Records from a data collection

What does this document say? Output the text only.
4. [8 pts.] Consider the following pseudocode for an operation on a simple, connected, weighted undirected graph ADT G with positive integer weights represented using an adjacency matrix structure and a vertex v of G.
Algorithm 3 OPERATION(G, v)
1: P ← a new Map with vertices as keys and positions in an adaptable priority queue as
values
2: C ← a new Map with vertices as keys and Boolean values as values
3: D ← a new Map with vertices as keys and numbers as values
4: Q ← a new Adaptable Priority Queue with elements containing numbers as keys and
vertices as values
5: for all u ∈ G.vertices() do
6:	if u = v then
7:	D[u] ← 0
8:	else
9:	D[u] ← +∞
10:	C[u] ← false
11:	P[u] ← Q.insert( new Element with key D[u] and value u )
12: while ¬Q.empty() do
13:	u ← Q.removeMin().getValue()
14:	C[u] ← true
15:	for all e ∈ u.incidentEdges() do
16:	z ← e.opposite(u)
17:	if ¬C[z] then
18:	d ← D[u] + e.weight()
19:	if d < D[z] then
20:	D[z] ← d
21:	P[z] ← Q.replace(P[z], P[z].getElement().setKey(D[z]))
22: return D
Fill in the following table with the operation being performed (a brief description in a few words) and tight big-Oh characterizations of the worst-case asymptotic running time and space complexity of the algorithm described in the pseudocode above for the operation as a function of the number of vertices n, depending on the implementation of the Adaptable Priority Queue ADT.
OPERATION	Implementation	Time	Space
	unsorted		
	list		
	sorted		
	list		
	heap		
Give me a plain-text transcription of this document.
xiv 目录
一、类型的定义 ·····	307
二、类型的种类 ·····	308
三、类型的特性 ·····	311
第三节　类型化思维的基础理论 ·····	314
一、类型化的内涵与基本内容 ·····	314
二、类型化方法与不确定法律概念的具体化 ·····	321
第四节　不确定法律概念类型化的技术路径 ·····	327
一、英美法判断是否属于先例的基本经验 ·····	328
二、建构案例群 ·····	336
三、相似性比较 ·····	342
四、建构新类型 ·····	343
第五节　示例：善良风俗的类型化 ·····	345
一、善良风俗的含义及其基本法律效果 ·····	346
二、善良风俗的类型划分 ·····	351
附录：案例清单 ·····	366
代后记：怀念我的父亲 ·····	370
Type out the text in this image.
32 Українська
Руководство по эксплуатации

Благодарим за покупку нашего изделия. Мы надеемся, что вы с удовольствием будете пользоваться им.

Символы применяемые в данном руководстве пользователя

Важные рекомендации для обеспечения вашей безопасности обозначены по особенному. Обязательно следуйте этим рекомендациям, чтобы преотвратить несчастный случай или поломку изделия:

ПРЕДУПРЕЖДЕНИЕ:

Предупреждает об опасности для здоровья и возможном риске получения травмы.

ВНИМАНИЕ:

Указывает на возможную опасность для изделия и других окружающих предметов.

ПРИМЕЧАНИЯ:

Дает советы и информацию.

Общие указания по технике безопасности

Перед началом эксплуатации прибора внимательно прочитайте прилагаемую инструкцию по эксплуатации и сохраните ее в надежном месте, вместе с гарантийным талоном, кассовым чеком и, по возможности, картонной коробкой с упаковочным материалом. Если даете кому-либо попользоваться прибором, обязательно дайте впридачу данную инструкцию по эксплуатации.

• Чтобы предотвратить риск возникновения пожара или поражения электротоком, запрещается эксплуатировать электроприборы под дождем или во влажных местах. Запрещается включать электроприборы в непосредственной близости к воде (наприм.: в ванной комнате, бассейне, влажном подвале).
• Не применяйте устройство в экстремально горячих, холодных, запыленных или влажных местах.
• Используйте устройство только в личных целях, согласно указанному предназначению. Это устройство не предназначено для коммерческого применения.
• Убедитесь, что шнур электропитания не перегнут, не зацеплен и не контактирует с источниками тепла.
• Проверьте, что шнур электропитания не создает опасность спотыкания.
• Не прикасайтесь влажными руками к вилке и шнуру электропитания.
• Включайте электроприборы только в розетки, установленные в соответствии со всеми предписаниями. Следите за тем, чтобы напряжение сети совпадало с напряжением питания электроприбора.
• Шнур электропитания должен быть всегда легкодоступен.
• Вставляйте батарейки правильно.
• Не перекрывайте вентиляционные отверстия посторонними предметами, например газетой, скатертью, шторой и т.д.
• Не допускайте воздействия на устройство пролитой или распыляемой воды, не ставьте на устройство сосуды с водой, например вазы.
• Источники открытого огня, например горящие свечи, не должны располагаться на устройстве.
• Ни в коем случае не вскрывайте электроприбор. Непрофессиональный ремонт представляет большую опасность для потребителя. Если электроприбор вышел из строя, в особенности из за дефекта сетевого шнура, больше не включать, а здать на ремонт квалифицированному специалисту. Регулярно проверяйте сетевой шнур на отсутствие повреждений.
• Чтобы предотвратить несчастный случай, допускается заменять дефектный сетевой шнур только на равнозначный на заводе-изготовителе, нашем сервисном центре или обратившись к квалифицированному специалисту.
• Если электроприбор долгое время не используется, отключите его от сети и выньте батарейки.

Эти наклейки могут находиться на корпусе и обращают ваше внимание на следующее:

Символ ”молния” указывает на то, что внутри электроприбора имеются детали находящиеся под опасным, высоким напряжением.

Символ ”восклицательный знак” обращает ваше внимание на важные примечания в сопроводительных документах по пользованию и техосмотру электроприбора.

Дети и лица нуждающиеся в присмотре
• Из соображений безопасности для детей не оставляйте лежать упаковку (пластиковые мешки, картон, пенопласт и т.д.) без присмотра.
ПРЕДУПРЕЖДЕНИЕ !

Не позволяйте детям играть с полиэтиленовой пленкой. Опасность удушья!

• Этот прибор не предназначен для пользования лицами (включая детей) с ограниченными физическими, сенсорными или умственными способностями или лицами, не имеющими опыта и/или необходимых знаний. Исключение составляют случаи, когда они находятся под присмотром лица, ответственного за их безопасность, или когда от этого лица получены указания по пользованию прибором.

## WHAT IS REQUIRED
Extract the entries above verbatim.

## SOLUTION TO THIS PROBLEM
What does this document say? Output the text only.
4. [8 pts.] Consider the following pseudocode for an operation on a simple, connected, weighted undirected graph ADT G with positive integer weights represented using an adjacency matrix structure and a vertex v of G.
Algorithm 3 OPERATION(G, v)
1: P ← a new Map with vertices as keys and positions in an adaptable priority queue as
values
2: C ← a new Map with vertices as keys and Boolean values as values
3: D ← a new Map with vertices as keys and numbers as values
4: Q ← a new Adaptable Priority Queue with elements containing numbers as keys and
vertices as values
5: for all u ∈ G.vertices() do
6:	if u = v then
7:	D[u] ← 0
8:	else
9:	D[u] ← +∞
10:	C[u] ← false
11:	P[u] ← Q.insert( new Element with key D[u] and value u )
12: while ¬Q.empty() do
13:	u ← Q.removeMin().getValue()
14:	C[u] ← true
15:	for all e ∈ u.incidentEdges() do
16:	z ← e.opposite(u)
17:	if ¬C[z] then
18:	d ← D[u] + e.weight()
19:	if d < D[z] then
20:	D[z] ← d
21:	P[z] ← Q.replace(P[z], P[z].getElement().setKey(D[z]))
22: return D
Fill in the following table with the operation being performed (a brief description in a few words) and tight big-Oh characterizations of the worst-case asymptotic running time and space complexity of the algorithm described in the pseudocode above for the operation as a function of the number of vertices n, depending on the implementation of the Adaptable Priority Queue ADT.
OPERATION	Implementation	Time	Space
	unsorted		
	list		
	sorted		
	list		
	heap		
Give me a plain-text transcription of this document.
xiv 目录
一、类型的定义 ·····	307
二、类型的种类 ·····	308
三、类型的特性 ·····	311
第三节　类型化思维的基础理论 ·····	314
一、类型化的内涵与基本内容 ·····	314
二、类型化方法与不确定法律概念的具体化 ·····	321
第四节　不确定法律概念类型化的技术路径 ·····	327
一、英美法判断是否属于先例的基本经验 ·····	328
二、建构案例群 ·····	336
三、相似性比较 ·····	342
四、建构新类型 ·····	343
第五节　示例：善良风俗的类型化 ·····	345
一、善良风俗的含义及其基本法律效果 ·····	346
二、善良风俗的类型划分 ·····	351
附录：案例清单 ·····	366
代后记：怀念我的父亲 ·····	370
Type out the text in this image.
32 Українська
Руководство по эксплуатации

Благодарим за покупку нашего изделия. Мы надеемся, что вы с удовольствием будете пользоваться им.

Символы применяемые в данном руководстве пользователя

Важные рекомендации для обеспечения вашей безопасности обозначены по особенному. Обязательно следуйте этим рекомендациям, чтобы преотвратить несчастный случай или поломку изделия:

ПРЕДУПРЕЖДЕНИЕ:

Предупреждает об опасности для здоровья и возможном риске получения травмы.

ВНИМАНИЕ:

Указывает на возможную опасность для изделия и других окружающих предметов.

ПРИМЕЧАНИЯ:

Дает советы и информацию.

Общие указания по технике безопасности

Перед началом эксплуатации прибора внимательно прочитайте прилагаемую инструкцию по эксплуатации и сохраните ее в надежном месте, вместе с гарантийным талоном, кассовым чеком и, по возможности, картонной коробкой с упаковочным материалом. Если даете кому-либо попользоваться прибором, обязательно дайте впридачу данную инструкцию по эксплуатации.

• Чтобы предотвратить риск возникновения пожара или поражения электротоком, запрещается эксплуатировать электроприборы под дождем или во влажных местах. Запрещается включать электроприборы в непосредственной близости к воде (наприм.: в ванной комнате, бассейне, влажном подвале).
• Не применяйте устройство в экстремально горячих, холодных, запыленных или влажных местах.
• Используйте устройство только в личных целях, согласно указанному предназначению. Это устройство не предназначено для коммерческого применения.
• Убедитесь, что шнур электропитания не перегнут, не зацеплен и не контактирует с источниками тепла.
• Проверьте, что шнур электропитания не создает опасность спотыкания.
• Не прикасайтесь влажными руками к вилке и шнуру электропитания.
• Включайте электроприборы только в розетки, установленные в соответствии со всеми предписаниями. Следите за тем, чтобы напряжение сети совпадало с напряжением питания электроприбора.
• Шнур электропитания должен быть всегда легкодоступен.
• Вставляйте батарейки правильно.
• Не перекрывайте вентиляционные отверстия посторонними предметами, например газетой, скатертью, шторой и т.д.
• Не допускайте воздействия на устройство пролитой или распыляемой воды, не ставьте на устройство сосуды с водой, например вазы.
• Источники открытого огня, например горящие свечи, не должны располагаться на устройстве.
• Ни в коем случае не вскрывайте электроприбор. Непрофессиональный ремонт представляет большую опасность для потребителя. Если электроприбор вышел из строя, в особенности из за дефекта сетевого шнура, больше не включать, а здать на ремонт квалифицированному специалисту. Регулярно проверяйте сетевой шнур на отсутствие повреждений.
• Чтобы предотвратить несчастный случай, допускается заменять дефектный сетевой шнур только на равнозначный на заводе-изготовителе, нашем сервисном центре или обратившись к квалифицированному специалисту.
• Если электроприбор долгое время не используется, отключите его от сети и выньте батарейки.

Эти наклейки могут находиться на корпусе и обращают ваше внимание на следующее:

Символ ”молния” указывает на то, что внутри электроприбора имеются детали находящиеся под опасным, высоким напряжением.

Символ ”восклицательный знак” обращает ваше внимание на важные примечания в сопроводительных документах по пользованию и техосмотру электроприбора.

Дети и лица нуждающиеся в присмотре
• Из соображений безопасности для детей не оставляйте лежать упаковку (пластиковые мешки, картон, пенопласт и т.д.) без присмотра.
ПРЕДУПРЕЖДЕНИЕ !

Не позволяйте детям играть с полиэтиленовой пленкой. Опасность удушья!

• Этот прибор не предназначен для пользования лицами (включая детей) с ограниченными физическими, сенсорными или умственными способностями или лицами, не имеющими опыта и/или необходимых знаний. Исключение составляют случаи, когда они находятся под присмотром лица, ответственного за их безопасность, или когда от этого лица получены указания по пользованию прибором.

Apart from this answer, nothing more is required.